/---

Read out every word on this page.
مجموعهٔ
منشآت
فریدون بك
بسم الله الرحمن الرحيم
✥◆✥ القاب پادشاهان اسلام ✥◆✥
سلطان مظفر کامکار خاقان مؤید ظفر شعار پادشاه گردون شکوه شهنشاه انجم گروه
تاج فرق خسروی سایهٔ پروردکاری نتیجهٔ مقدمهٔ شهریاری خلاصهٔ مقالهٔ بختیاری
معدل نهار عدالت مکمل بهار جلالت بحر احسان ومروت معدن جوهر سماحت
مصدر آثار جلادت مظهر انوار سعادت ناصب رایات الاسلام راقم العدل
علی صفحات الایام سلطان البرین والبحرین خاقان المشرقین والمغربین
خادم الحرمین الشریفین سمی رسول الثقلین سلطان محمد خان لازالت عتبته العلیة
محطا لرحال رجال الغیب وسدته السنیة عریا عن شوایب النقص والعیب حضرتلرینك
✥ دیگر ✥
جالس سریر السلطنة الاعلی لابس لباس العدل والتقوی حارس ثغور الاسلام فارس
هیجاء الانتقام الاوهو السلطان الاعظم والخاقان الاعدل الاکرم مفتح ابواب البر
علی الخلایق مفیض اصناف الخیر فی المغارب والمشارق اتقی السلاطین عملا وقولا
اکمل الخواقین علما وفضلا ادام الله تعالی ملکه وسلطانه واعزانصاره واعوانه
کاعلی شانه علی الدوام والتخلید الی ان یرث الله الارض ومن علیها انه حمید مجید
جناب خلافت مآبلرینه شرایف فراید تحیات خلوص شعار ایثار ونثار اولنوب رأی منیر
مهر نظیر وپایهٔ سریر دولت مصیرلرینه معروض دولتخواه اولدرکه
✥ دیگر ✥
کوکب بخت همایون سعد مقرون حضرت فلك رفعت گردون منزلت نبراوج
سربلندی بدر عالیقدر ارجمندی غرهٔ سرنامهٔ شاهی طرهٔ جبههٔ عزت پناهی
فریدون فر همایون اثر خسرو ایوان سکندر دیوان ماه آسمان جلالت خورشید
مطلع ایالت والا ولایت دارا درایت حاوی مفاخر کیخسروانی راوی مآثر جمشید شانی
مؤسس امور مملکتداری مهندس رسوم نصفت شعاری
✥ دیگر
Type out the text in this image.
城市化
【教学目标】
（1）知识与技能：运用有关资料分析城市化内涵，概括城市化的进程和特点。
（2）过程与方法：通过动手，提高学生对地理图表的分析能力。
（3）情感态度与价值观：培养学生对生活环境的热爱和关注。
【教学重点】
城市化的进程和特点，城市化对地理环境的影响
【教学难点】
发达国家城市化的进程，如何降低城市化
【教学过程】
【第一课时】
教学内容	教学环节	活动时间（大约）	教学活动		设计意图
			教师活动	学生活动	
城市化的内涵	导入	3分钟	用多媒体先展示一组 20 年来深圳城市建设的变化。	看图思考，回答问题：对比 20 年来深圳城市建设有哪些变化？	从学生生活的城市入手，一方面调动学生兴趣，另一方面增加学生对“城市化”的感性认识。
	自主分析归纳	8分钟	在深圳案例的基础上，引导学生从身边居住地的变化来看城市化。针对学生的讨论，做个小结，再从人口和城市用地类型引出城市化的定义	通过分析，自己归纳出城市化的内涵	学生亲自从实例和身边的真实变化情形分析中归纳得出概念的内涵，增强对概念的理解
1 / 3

\---

* What the task asks
Look for lines containing the string "العدل" and copy them all.

* Answer to the exercise
مصدر آثار جلادت مظهر انوار سعادت ناصب رایات الاسلام راقم العدل
جالس سریر السلطنة الاعلی لابس لباس العدل والتقوی حارس ثغور الاسلام فارس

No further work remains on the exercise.